Leave out any picture and return the remaining listing below exactly as given.
** start of Record extracts **
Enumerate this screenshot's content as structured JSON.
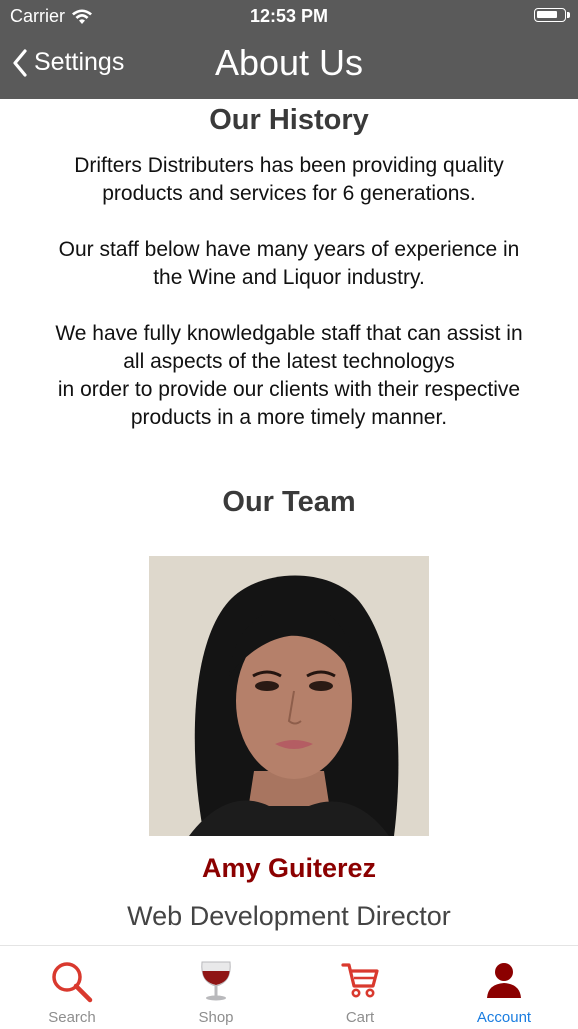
{
  "status": {
    "carrier": "Carrier",
    "time": "12:53 PM"
  },
  "nav": {
    "back_label": "Settings",
    "title": "About Us"
  },
  "history": {
    "heading": "Our History",
    "p1": [
      "Drifters Distributers has been providing quality",
      "products and services for 6 generations."
    ],
    "p2": [
      "Our staff below have many years of experience in",
      "the Wine and Liquor industry."
    ],
    "p3": [
      "We have fully knowledgable staff that can assist in",
      "all aspects of the latest technologys",
      "in order to provide our clients with their respective",
      "products in a more timely manner."
    ]
  },
  "team": {
    "heading": "Our Team",
    "member": {
      "name": "Amy Guiterez",
      "role": "Web Development Director"
    }
  },
  "tabs": [
    {
      "label": "Search",
      "icon": "search-icon",
      "active": false
    },
    {
      "label": "Shop",
      "icon": "wine-glass-icon",
      "active": false
    },
    {
      "label": "Cart",
      "icon": "cart-icon",
      "active": false
    },
    {
      "label": "Account",
      "icon": "account-icon",
      "active": true
    }
  ],
  "colors": {
    "bar": "#5a5a5a",
    "accent": "#8b0000",
    "active_tab": "#1a7de0"
  }
}
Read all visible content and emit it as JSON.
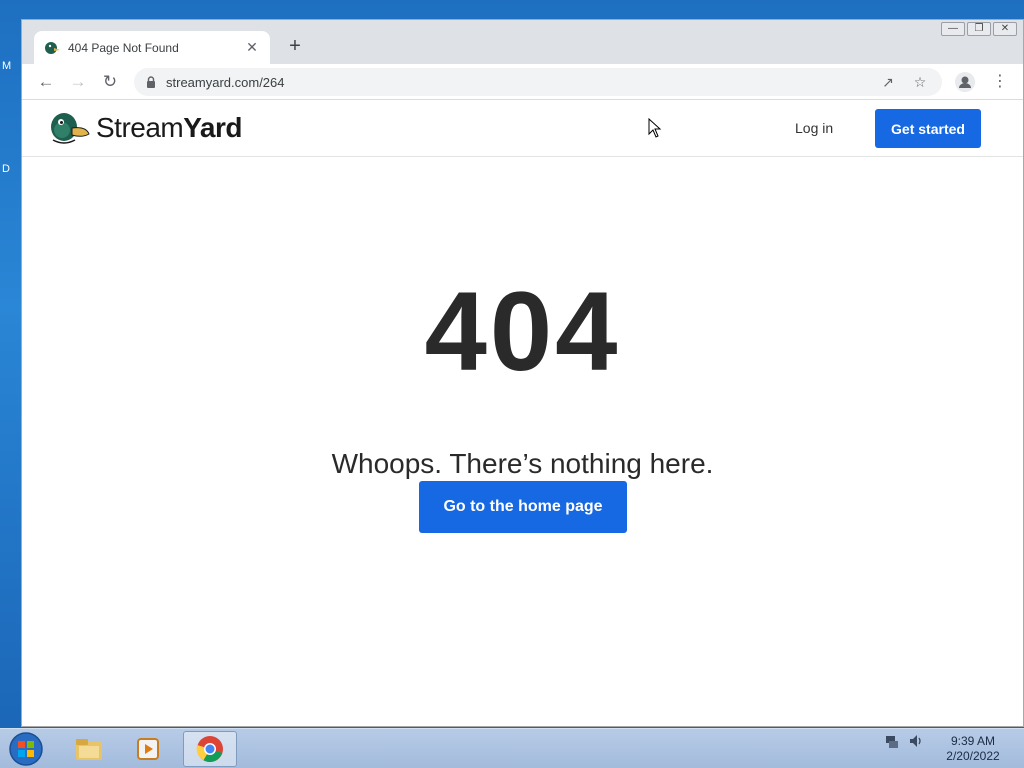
** end of Record extracts **
Answer to this exercise ::
Enumerate this screenshot's content as structured JSON.
{
  "status": {
    "carrier": "Carrier",
    "time": "12:53 PM"
  },
  "nav": {
    "back_label": "Settings",
    "title": "About Us"
  },
  "history": {
    "heading": "Our History",
    "p1": [
      "Drifters Distributers has been providing quality",
      "products and services for 6 generations."
    ],
    "p2": [
      "Our staff below have many years of experience in",
      "the Wine and Liquor industry."
    ],
    "p3": [
      "We have fully knowledgable staff that can assist in",
      "all aspects of the latest technologys",
      "in order to provide our clients with their respective",
      "products in a more timely manner."
    ]
  },
  "team": {
    "heading": "Our Team",
    "member": {
      "name": "Amy Guiterez",
      "role": "Web Development Director"
    }
  },
  "tabs": [
    {
      "label": "Search",
      "icon": "search-icon",
      "active": false
    },
    {
      "label": "Shop",
      "icon": "wine-glass-icon",
      "active": false
    },
    {
      "label": "Cart",
      "icon": "cart-icon",
      "active": false
    },
    {
      "label": "Account",
      "icon": "account-icon",
      "active": true
    }
  ],
  "colors": {
    "bar": "#5a5a5a",
    "accent": "#8b0000",
    "active_tab": "#1a7de0"
  }
}
Read all visible content and emit it as JSON.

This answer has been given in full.